EXTRACTED RECORDS:
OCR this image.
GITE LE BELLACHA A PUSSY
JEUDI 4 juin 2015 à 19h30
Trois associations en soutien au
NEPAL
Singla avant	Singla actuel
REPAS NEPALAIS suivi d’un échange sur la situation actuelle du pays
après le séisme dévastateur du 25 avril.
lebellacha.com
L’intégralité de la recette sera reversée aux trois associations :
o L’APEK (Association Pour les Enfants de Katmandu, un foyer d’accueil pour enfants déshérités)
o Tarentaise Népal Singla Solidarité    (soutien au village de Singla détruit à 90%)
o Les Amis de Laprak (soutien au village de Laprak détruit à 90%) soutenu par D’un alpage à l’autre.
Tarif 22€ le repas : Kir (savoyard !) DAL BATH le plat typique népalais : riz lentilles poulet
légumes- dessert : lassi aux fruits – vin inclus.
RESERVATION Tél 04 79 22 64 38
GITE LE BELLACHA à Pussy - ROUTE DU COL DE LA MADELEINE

YOUR GOAL: Retype the records that precede this task, keeping them exactly the same.

FINISHED TASK:
OCR this image.
GITE LE BELLACHA A PUSSY
JEUDI 4 juin 2015 à 19h30
Trois associations en soutien au
NEPAL
Singla avant	Singla actuel
REPAS NEPALAIS suivi d’un échange sur la situation actuelle du pays
après le séisme dévastateur du 25 avril.
lebellacha.com
L’intégralité de la recette sera reversée aux trois associations :
o L’APEK (Association Pour les Enfants de Katmandu, un foyer d’accueil pour enfants déshérités)
o Tarentaise Népal Singla Solidarité    (soutien au village de Singla détruit à 90%)
o Les Amis de Laprak (soutien au village de Laprak détruit à 90%) soutenu par D’un alpage à l’autre.
Tarif 22€ le repas : Kir (savoyard !) DAL BATH le plat typique népalais : riz lentilles poulet
légumes- dessert : lassi aux fruits – vin inclus.
RESERVATION Tél 04 79 22 64 38
GITE LE BELLACHA à Pussy - ROUTE DU COL DE LA MADELEINE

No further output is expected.